#### [GIVEN REQUEST]
In the text about the couturier Azzedine Alaïa, how did he first discover sewing?

#### [EXTRACT PROVIDED]

While in Paris, Men’s Fashion Week ends (June 22-27) and Haute Couture will begin (July 4-8), we are interested in a couturier known and recognized as THE women’s body sculptor. This couturier is none other than Azzedine Alaïa. Of Tunisian origin, he trained in Tunis as a sculptor at the Beaux-Arts. He discovered sewing, observing his sister Hafida and helping her from time to time. He began to copy Dior or Balmain models for his neighbors and the wealthy women of Tunis and thanks to word of mouth and meetings; he ended up obtaining a place at Christian Dior in France, a place that he only kept for a few days before being fired. It is 1956, during the Algerian war and times are hard for people coming from North Africa. But, again thanks to fortuitous encounters, Azzedine Alaïa will find on his way Simone Zehrfuss then Louise de Vilmorin who will introduce him to the Parisian bourgeois high society and will allow him first, to establish a clientele and later, to create his business.
After making dresses in complete confidentiality in his small workshop rue de Bellechasse, he ended up getting started in the early 80s and created his label in his name. Very discreet, he organizes his shows outside of Fashion Weeks and always in his studio, which will move as he expands. Adored at the end of the 80s and the beginning of the 90s, his style is recognizable by his way of sublimating the body of the woman by emphasizing its curves in often very tight dresses and by sculpting it. Alaïa loves women and makes them feel good. We all have in mind the sculptural pink dress of Grace Jones in the James Bond movie “Dangerously Yours” or the spectacular outfits of Tina Turner, or his monochrome or black dresses that shape the body.

#### [LISTED RECORDS]
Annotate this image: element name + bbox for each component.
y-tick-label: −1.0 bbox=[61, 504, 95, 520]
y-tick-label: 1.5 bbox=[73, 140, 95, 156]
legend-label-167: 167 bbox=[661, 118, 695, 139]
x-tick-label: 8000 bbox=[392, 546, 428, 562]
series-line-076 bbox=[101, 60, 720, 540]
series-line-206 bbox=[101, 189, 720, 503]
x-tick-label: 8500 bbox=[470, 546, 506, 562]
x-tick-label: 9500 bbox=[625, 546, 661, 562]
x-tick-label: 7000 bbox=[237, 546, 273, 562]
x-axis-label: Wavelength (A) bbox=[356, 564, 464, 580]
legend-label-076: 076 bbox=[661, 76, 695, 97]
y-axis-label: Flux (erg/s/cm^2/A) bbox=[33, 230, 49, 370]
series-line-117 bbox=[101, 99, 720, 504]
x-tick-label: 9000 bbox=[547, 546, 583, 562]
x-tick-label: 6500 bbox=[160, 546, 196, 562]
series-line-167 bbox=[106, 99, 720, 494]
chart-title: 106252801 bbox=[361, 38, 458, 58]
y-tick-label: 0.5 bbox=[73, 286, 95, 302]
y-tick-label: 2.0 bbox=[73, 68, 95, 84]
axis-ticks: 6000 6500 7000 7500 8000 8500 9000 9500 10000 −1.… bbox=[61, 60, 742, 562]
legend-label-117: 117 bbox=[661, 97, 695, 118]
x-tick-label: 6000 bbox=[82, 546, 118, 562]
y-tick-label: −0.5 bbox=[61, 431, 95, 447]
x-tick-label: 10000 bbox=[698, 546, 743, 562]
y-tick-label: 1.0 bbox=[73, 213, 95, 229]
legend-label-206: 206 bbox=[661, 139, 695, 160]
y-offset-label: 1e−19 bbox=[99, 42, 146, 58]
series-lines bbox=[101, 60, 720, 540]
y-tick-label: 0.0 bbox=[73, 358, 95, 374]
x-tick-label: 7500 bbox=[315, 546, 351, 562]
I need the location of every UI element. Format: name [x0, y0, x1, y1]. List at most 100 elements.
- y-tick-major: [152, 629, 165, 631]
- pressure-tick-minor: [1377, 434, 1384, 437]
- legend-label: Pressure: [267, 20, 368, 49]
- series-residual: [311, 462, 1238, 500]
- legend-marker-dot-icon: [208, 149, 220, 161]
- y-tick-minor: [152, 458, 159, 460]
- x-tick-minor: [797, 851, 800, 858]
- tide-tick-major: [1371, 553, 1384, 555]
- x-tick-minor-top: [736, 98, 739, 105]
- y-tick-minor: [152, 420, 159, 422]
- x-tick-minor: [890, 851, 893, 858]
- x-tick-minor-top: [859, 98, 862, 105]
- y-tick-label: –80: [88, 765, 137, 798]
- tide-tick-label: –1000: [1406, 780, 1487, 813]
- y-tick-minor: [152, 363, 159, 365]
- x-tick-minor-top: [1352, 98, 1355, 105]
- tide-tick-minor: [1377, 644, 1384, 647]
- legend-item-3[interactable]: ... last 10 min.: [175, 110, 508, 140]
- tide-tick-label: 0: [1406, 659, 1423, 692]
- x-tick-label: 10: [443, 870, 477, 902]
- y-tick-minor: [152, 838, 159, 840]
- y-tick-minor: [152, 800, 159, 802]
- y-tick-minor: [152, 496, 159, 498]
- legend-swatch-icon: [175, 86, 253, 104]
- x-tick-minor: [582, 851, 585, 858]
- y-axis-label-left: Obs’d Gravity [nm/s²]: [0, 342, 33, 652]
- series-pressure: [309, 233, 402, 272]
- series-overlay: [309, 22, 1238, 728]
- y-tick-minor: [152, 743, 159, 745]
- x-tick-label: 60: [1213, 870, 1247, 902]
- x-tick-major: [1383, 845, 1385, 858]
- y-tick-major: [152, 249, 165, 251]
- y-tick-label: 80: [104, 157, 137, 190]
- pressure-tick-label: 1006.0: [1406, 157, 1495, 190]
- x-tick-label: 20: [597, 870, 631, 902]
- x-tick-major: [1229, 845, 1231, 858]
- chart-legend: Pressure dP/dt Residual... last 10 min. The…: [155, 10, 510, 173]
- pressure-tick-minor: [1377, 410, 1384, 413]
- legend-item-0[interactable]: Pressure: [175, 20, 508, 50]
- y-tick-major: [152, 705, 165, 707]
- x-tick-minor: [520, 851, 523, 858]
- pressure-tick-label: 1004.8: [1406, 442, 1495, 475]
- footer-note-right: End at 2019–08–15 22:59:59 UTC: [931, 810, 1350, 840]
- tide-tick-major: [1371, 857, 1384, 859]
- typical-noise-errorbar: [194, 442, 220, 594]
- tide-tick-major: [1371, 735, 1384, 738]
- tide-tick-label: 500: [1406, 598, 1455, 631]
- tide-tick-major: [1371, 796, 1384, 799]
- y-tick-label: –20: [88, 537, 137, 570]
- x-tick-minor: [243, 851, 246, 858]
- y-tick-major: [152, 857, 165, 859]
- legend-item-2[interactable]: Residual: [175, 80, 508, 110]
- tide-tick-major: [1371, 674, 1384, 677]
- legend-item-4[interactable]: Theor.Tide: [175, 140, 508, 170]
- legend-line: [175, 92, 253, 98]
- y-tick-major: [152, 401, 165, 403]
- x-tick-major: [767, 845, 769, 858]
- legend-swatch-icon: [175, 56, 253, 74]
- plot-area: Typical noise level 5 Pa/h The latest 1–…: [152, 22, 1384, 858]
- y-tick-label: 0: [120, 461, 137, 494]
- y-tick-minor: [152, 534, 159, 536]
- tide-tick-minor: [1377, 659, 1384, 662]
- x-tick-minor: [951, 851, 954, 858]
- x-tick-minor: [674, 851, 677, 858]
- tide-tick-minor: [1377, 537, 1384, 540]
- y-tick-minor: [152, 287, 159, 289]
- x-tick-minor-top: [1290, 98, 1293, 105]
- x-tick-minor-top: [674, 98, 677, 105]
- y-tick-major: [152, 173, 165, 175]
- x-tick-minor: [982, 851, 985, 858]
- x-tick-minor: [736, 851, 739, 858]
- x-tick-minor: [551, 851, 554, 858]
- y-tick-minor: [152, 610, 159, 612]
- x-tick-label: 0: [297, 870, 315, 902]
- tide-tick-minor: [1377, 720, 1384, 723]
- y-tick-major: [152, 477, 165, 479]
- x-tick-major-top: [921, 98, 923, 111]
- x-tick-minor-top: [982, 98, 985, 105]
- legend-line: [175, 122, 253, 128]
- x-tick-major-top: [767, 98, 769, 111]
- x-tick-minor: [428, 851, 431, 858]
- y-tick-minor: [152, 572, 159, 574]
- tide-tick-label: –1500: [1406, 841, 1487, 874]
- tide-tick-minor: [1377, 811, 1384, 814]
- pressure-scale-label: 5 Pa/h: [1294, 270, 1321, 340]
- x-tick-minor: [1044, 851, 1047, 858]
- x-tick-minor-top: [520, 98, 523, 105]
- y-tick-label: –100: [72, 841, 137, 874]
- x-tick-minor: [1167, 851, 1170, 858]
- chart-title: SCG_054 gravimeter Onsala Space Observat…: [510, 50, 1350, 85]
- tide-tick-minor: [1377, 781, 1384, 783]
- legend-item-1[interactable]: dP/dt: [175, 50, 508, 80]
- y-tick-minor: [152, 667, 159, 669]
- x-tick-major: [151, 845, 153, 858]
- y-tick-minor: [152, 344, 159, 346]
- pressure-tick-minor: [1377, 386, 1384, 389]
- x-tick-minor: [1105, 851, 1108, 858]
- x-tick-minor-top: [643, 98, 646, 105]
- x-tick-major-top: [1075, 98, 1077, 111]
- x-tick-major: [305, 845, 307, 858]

#### [REPLY TO THE TASK]
He discovered sewing by watching his sister Hafida and helping her from time to time.